> **Your task**
Pull every line holding the string "watermark" from the records below.
## start Record excerpts
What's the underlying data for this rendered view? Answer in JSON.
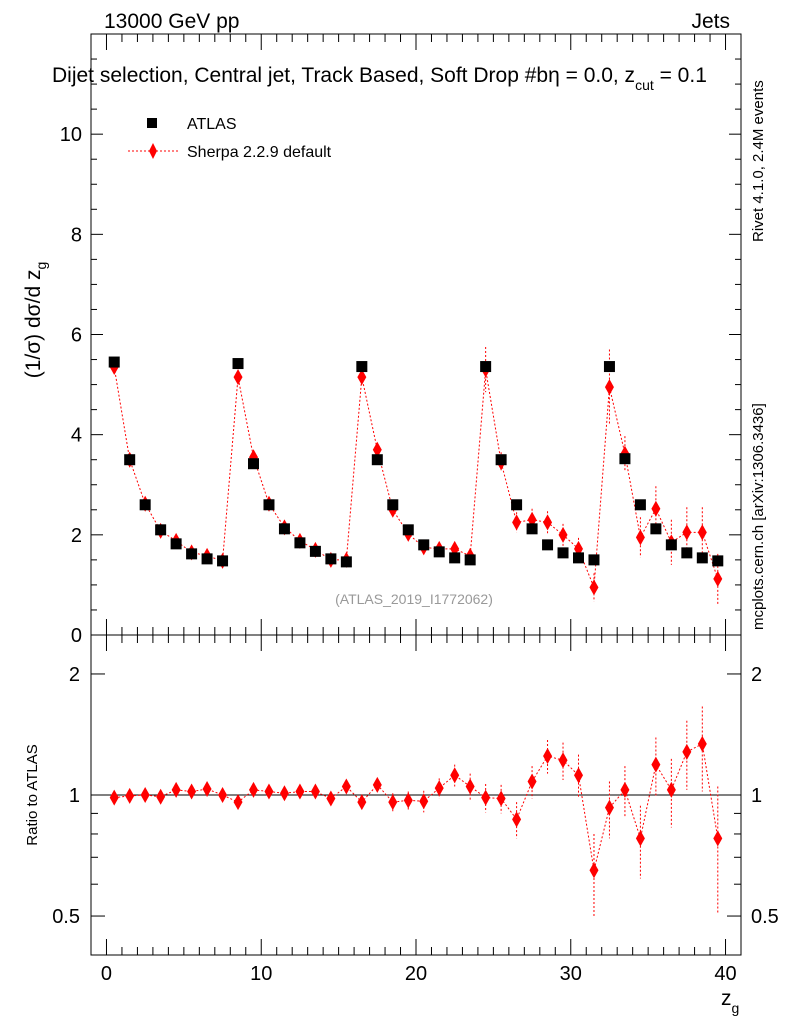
{
  "header": {
    "left": "13000 GeV pp",
    "right": "Jets",
    "title": "Dijet selection, Central jet, Track Based, Soft Drop #b",
    "title_suffix": "η = 0.0, z",
    "title_sub": "cut",
    "title_end": " = 0.1"
  },
  "side_labels": {
    "rivet": "Rivet 4.1.0,  2.4M events",
    "mcplots": "mcplots.cern.ch [arXiv:1306.3436]"
  },
  "watermark": "(ATLAS_2019_I1772062)",
  "legend": {
    "data_label": "ATLAS",
    "mc_label": "Sherpa 2.2.9 default"
  },
  "colors": {
    "data": "#000000",
    "mc": "#ff0000",
    "watermark": "#999999",
    "side": "#888888"
  },
  "chart_data": [
    {
      "type": "scatter",
      "panel": "main",
      "ylabel": "(1/σ) dσ/d z",
      "ylabel_sub": "g",
      "xlim": [
        -1,
        41
      ],
      "ylim": [
        0,
        12
      ],
      "y_ticks": [
        0,
        2,
        4,
        6,
        8,
        10
      ],
      "y_tick_labels": [
        "0",
        "2",
        "4",
        "6",
        "8",
        "10"
      ],
      "x": [
        0.5,
        1.5,
        2.5,
        3.5,
        4.5,
        5.5,
        6.5,
        7.5,
        8.5,
        9.5,
        10.5,
        11.5,
        12.5,
        13.5,
        14.5,
        15.5,
        16.5,
        17.5,
        18.5,
        19.5,
        20.5,
        21.5,
        22.5,
        23.5,
        24.5,
        25.5,
        26.5,
        27.5,
        28.5,
        29.5,
        30.5,
        31.5,
        32.5,
        33.5,
        34.5,
        35.5,
        36.5,
        37.5,
        38.5,
        39.5
      ],
      "series": [
        {
          "name": "ATLAS",
          "values": [
            5.45,
            3.5,
            2.6,
            2.1,
            1.82,
            1.62,
            1.52,
            1.48,
            5.42,
            3.42,
            2.6,
            2.12,
            1.84,
            1.67,
            1.52,
            1.46,
            5.36,
            3.5,
            2.6,
            2.1,
            1.8,
            1.66,
            1.54,
            1.5,
            5.36,
            3.5,
            2.6,
            2.12,
            1.8,
            1.64,
            1.54,
            1.5,
            5.36,
            3.52,
            2.6,
            2.12,
            1.8,
            1.64,
            1.54,
            1.48
          ]
        },
        {
          "name": "Sherpa 2.2.9 default",
          "values": [
            5.35,
            3.5,
            2.62,
            2.08,
            1.88,
            1.65,
            1.58,
            1.48,
            5.15,
            3.55,
            2.62,
            2.15,
            1.88,
            1.7,
            1.5,
            1.5,
            5.15,
            3.7,
            2.5,
            2.02,
            1.75,
            1.72,
            1.72,
            1.58,
            5.3,
            3.45,
            2.25,
            2.3,
            2.25,
            2.0,
            1.72,
            0.95,
            4.95,
            3.62,
            1.95,
            2.52,
            1.85,
            2.05,
            2.05,
            1.12
          ],
          "errors": [
            0.06,
            0.05,
            0.05,
            0.05,
            0.05,
            0.05,
            0.05,
            0.05,
            0.08,
            0.08,
            0.07,
            0.07,
            0.07,
            0.07,
            0.07,
            0.07,
            0.1,
            0.12,
            0.12,
            0.12,
            0.12,
            0.12,
            0.14,
            0.15,
            0.45,
            0.2,
            0.2,
            0.22,
            0.22,
            0.22,
            0.22,
            0.28,
            0.75,
            0.35,
            0.4,
            0.45,
            0.45,
            0.5,
            0.5,
            0.5
          ]
        }
      ]
    },
    {
      "type": "scatter",
      "panel": "ratio",
      "ylabel": "Ratio to ATLAS",
      "xlabel": "z",
      "xlabel_sub": "g",
      "xlim": [
        -1,
        41
      ],
      "ylim": [
        0.4,
        2.5
      ],
      "log_y": true,
      "x_ticks": [
        0,
        10,
        20,
        30,
        40
      ],
      "x_tick_labels": [
        "0",
        "10",
        "20",
        "30",
        "40"
      ],
      "y_ticks": [
        0.5,
        1,
        2
      ],
      "y_tick_labels": [
        "0.5",
        "1",
        "2"
      ],
      "x": [
        0.5,
        1.5,
        2.5,
        3.5,
        4.5,
        5.5,
        6.5,
        7.5,
        8.5,
        9.5,
        10.5,
        11.5,
        12.5,
        13.5,
        14.5,
        15.5,
        16.5,
        17.5,
        18.5,
        19.5,
        20.5,
        21.5,
        22.5,
        23.5,
        24.5,
        25.5,
        26.5,
        27.5,
        28.5,
        29.5,
        30.5,
        31.5,
        32.5,
        33.5,
        34.5,
        35.5,
        36.5,
        37.5,
        38.5,
        39.5
      ],
      "series": [
        {
          "name": "Sherpa 2.2.9 default",
          "values": [
            0.985,
            0.995,
            1.0,
            0.99,
            1.03,
            1.02,
            1.035,
            1.0,
            0.96,
            1.03,
            1.02,
            1.01,
            1.02,
            1.02,
            0.98,
            1.05,
            0.96,
            1.06,
            0.96,
            0.97,
            0.965,
            1.04,
            1.12,
            1.05,
            0.985,
            0.98,
            0.87,
            1.08,
            1.25,
            1.22,
            1.12,
            0.65,
            0.93,
            1.03,
            0.78,
            1.19,
            1.03,
            1.28,
            1.34,
            0.78
          ],
          "errors": [
            0.015,
            0.015,
            0.015,
            0.015,
            0.015,
            0.015,
            0.015,
            0.015,
            0.02,
            0.02,
            0.02,
            0.02,
            0.03,
            0.03,
            0.03,
            0.03,
            0.04,
            0.04,
            0.05,
            0.05,
            0.06,
            0.06,
            0.07,
            0.08,
            0.08,
            0.08,
            0.09,
            0.1,
            0.12,
            0.13,
            0.14,
            0.15,
            0.15,
            0.15,
            0.16,
            0.2,
            0.2,
            0.25,
            0.32,
            0.27
          ]
        }
      ]
    }
  ]
}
## end Record excerpts
> **Task response**
  "watermark": "(ATLAS_2019_I1772062)",
    "watermark": "#999999",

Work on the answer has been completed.